**Written instruction**. All of the material should be reproduced exactly, with pictures left out.
══════
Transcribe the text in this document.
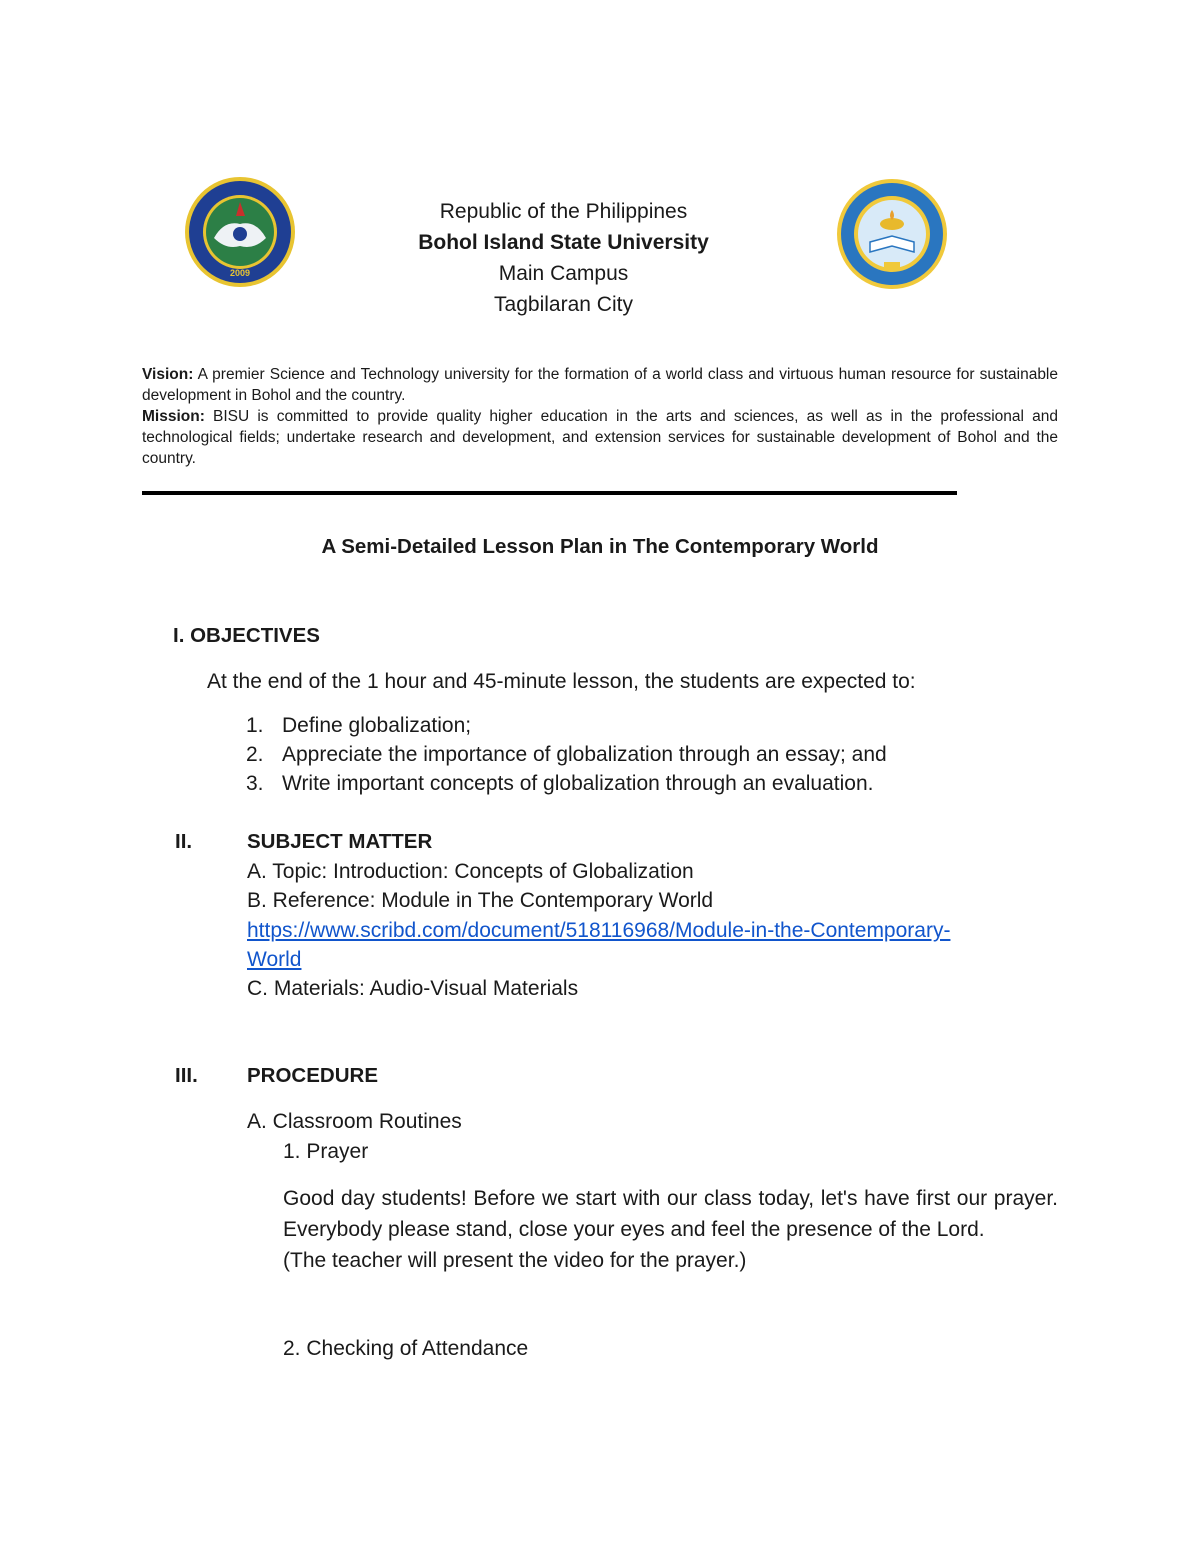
2009
Republic of the Philippines
Bohol Island State University
Main Campus
Tagbilaran City

Vision: A premier Science and Technology university for the formation of a world class and virtuous human resource for sustainable development in Bohol and the country.

Mission: BISU is committed to provide quality higher education in the arts and sciences, as well as in the professional and technological fields; undertake research and development, and extension services for sustainable development of Bohol and the country.

A Semi-Detailed Lesson Plan in The Contemporary World
I. OBJECTIVES
At the end of the 1 hour and 45-minute lesson, the students are expected to:
1. Define globalization;
2. Appreciate the importance of globalization through an essay; and
3. Write important concepts of globalization through an evaluation.
II.	SUBJECT MATTER
A. Topic: Introduction: Concepts of Globalization
B. Reference: Module in The Contemporary World
https://www.scribd.com/document/518116968/Module-in-the-Contemporary-
World
C. Materials: Audio-Visual Materials
III. PROCEDURE
A. Classroom Routines
1. Prayer

Good day students! Before we start with our class today, let's have first our prayer. Everybody please stand, close your eyes and feel the presence of the Lord.

(The teacher will present the video for the prayer.)

2. Checking of Attendance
══════
**Answer to this problem**.
Transcribe the text in this document.
2009
Republic of the Philippines
Bohol Island State University
Main Campus
Tagbilaran City

Vision: A premier Science and Technology university for the formation of a world class and virtuous human resource for sustainable development in Bohol and the country.

Mission: BISU is committed to provide quality higher education in the arts and sciences, as well as in the professional and technological fields; undertake research and development, and extension services for sustainable development of Bohol and the country.

A Semi-Detailed Lesson Plan in The Contemporary World
I. OBJECTIVES
At the end of the 1 hour and 45-minute lesson, the students are expected to:
1. Define globalization;
2. Appreciate the importance of globalization through an essay; and
3. Write important concepts of globalization through an evaluation.
II.	SUBJECT MATTER
A. Topic: Introduction: Concepts of Globalization
B. Reference: Module in The Contemporary World
https://www.scribd.com/document/518116968/Module-in-the-Contemporary-
World
C. Materials: Audio-Visual Materials
III. PROCEDURE
A. Classroom Routines
1. Prayer

Good day students! Before we start with our class today, let's have first our prayer. Everybody please stand, close your eyes and feel the presence of the Lord.

(The teacher will present the video for the prayer.)

2. Checking of Attendance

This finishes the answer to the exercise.